WHAT TO WORK ON
Scan the data below and pick out the lines containing the word "minmax".

THE DATA

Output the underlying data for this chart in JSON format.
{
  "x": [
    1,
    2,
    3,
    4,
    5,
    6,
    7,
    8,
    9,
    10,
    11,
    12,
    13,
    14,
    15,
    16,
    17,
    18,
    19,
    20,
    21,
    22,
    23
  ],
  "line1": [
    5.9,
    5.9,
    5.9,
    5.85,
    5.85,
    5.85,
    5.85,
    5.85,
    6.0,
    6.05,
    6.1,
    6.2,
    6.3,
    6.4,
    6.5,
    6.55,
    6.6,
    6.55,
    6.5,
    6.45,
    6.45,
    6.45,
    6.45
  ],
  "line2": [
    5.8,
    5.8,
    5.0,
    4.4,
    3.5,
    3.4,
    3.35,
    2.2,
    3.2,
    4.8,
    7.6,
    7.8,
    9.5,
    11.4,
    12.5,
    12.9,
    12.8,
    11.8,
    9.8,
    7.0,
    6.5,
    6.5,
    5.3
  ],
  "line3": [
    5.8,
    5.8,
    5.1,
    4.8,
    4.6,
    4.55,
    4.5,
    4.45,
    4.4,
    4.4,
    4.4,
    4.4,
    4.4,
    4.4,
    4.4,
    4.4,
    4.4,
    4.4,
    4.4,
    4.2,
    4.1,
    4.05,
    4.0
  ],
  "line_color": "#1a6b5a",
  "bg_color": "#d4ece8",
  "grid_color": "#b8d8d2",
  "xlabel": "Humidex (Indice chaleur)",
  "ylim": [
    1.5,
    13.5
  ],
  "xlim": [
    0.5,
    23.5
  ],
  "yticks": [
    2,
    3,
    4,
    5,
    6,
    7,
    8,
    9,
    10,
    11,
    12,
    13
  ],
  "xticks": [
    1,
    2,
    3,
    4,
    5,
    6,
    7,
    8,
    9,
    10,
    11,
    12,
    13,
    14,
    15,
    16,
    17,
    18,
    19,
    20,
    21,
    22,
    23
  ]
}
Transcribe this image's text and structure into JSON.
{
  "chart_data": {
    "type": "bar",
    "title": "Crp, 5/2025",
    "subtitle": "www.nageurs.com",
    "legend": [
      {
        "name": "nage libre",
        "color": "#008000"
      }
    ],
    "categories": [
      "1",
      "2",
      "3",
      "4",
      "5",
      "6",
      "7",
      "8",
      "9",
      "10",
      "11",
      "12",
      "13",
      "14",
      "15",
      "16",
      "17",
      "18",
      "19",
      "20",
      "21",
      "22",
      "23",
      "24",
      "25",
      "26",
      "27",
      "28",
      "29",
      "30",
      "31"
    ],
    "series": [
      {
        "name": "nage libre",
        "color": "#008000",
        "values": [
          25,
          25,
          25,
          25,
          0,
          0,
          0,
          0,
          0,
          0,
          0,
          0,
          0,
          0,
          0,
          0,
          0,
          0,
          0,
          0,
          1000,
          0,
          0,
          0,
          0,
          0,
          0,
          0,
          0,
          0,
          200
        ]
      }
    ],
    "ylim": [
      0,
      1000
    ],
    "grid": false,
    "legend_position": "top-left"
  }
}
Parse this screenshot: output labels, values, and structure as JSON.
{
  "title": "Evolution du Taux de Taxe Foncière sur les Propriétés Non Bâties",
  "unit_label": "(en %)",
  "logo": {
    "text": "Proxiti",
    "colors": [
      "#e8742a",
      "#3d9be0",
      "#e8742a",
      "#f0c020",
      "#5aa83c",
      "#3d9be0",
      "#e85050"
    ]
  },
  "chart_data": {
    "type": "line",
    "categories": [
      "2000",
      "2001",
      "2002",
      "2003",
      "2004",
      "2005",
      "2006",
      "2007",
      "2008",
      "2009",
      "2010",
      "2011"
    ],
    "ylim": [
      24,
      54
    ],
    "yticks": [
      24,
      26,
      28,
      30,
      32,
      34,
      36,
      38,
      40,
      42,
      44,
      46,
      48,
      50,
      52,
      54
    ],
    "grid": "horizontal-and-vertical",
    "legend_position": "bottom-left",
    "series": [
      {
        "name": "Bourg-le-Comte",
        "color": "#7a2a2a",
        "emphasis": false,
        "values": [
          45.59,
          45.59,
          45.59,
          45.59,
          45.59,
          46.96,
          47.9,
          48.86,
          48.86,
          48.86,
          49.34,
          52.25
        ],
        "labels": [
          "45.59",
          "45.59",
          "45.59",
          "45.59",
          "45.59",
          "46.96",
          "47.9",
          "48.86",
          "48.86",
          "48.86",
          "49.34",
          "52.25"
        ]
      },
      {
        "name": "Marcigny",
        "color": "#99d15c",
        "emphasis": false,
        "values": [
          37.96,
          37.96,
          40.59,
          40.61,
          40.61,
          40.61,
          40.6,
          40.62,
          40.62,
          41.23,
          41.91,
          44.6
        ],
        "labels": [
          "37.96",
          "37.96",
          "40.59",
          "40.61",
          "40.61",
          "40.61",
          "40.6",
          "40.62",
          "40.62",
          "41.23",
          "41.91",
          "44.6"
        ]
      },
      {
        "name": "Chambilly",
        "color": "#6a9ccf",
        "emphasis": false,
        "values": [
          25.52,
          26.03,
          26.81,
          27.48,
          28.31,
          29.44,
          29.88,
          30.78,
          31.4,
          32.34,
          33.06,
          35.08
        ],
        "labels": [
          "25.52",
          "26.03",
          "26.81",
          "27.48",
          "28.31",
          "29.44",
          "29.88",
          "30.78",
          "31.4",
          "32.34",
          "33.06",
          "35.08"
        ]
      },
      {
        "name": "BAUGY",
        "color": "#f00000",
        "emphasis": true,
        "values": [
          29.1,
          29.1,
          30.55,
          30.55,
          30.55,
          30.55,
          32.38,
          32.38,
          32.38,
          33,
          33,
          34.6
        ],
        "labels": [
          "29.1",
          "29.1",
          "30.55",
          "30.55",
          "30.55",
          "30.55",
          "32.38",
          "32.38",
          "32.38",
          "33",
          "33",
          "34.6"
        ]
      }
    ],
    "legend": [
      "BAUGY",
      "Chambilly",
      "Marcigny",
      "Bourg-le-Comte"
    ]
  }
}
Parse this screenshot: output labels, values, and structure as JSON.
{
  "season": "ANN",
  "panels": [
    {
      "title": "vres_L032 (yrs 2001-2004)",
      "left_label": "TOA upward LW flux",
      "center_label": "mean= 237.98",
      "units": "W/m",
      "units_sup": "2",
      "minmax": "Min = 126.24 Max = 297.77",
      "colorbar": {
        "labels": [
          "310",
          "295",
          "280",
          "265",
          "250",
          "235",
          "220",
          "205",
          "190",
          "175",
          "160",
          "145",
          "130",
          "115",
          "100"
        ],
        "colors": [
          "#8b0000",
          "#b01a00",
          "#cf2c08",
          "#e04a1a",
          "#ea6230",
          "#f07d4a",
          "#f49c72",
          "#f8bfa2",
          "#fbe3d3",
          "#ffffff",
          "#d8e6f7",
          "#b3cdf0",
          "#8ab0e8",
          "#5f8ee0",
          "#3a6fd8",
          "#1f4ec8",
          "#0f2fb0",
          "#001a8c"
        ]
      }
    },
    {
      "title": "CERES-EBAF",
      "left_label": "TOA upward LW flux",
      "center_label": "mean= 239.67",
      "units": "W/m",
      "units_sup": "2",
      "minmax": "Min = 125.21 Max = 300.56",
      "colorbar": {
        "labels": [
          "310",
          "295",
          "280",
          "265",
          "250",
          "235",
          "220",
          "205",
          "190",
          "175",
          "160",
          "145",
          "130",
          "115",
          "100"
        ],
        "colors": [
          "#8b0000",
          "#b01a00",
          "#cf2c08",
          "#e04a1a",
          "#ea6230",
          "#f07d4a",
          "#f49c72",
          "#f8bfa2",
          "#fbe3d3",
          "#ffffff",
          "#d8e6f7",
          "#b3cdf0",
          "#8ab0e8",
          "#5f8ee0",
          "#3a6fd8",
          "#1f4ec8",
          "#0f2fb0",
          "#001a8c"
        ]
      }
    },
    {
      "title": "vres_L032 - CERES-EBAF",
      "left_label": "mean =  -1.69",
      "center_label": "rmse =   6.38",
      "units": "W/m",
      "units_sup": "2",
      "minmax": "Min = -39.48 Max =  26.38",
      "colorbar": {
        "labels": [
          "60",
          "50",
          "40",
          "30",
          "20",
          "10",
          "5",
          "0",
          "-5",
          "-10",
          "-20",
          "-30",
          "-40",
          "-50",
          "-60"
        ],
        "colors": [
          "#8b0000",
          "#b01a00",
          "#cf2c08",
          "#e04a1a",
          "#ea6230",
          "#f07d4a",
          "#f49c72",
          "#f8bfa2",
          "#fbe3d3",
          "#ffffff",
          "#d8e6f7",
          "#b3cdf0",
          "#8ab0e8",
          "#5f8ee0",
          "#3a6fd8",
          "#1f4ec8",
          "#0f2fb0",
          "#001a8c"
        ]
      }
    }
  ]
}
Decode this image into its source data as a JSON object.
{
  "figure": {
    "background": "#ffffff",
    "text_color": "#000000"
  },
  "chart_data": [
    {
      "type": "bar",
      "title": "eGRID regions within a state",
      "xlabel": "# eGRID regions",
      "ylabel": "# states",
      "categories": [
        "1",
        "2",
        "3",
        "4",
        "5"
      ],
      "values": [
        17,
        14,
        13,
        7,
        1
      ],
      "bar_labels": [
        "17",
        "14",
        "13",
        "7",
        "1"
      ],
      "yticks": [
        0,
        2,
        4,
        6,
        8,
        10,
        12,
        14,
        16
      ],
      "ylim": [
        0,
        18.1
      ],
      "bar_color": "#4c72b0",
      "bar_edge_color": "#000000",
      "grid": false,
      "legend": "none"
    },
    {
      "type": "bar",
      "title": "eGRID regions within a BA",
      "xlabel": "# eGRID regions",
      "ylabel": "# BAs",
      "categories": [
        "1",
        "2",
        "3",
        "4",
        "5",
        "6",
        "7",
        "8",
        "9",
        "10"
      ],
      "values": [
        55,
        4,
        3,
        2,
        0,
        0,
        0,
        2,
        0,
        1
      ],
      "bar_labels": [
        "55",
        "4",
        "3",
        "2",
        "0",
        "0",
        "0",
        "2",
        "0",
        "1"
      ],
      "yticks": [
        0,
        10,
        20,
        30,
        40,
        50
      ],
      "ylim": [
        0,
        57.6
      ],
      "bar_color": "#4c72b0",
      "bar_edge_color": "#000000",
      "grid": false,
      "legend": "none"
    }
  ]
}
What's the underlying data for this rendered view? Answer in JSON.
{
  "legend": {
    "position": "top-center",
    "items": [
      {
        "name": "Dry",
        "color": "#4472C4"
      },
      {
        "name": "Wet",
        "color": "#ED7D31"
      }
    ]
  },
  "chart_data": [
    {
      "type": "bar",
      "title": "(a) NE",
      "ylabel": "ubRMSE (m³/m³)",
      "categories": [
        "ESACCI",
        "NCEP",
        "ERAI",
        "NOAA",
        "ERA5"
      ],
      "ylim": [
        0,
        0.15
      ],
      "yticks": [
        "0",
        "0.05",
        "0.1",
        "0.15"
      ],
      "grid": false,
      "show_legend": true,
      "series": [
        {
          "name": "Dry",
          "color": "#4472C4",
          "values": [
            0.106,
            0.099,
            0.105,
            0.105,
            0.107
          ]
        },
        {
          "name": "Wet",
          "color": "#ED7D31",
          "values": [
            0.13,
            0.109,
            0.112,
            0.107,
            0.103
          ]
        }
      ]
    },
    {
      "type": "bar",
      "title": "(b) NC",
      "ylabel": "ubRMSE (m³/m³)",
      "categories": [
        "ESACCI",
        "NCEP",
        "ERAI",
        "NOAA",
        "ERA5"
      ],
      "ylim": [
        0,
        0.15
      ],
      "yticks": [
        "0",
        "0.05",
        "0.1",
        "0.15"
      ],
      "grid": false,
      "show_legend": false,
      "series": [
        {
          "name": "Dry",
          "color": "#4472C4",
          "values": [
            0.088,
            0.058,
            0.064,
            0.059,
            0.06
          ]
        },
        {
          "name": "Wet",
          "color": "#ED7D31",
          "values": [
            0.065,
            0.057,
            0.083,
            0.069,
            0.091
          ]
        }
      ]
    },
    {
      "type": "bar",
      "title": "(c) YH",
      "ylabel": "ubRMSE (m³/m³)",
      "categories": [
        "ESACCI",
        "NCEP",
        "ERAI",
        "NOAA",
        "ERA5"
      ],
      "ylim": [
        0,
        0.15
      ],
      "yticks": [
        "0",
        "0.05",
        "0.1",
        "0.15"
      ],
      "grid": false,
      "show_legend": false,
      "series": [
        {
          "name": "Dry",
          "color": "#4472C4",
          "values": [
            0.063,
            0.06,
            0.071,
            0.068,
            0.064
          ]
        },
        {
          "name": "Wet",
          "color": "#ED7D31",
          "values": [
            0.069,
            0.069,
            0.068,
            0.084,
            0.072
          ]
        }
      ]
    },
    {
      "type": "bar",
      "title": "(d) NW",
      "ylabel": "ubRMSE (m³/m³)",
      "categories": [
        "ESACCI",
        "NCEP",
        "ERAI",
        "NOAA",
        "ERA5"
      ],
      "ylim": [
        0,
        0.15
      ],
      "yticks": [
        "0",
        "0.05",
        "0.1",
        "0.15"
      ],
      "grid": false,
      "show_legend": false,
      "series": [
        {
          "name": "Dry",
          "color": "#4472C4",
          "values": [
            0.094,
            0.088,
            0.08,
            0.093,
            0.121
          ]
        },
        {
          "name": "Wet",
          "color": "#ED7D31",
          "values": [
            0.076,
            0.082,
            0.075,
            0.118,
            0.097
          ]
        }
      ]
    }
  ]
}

WRITTEN SOLUTION
      "minmax": "Min = 126.24 Max = 297.77",
      "minmax": "Min = 125.21 Max = 300.56",
      "minmax": "Min = -39.48 Max =  26.38",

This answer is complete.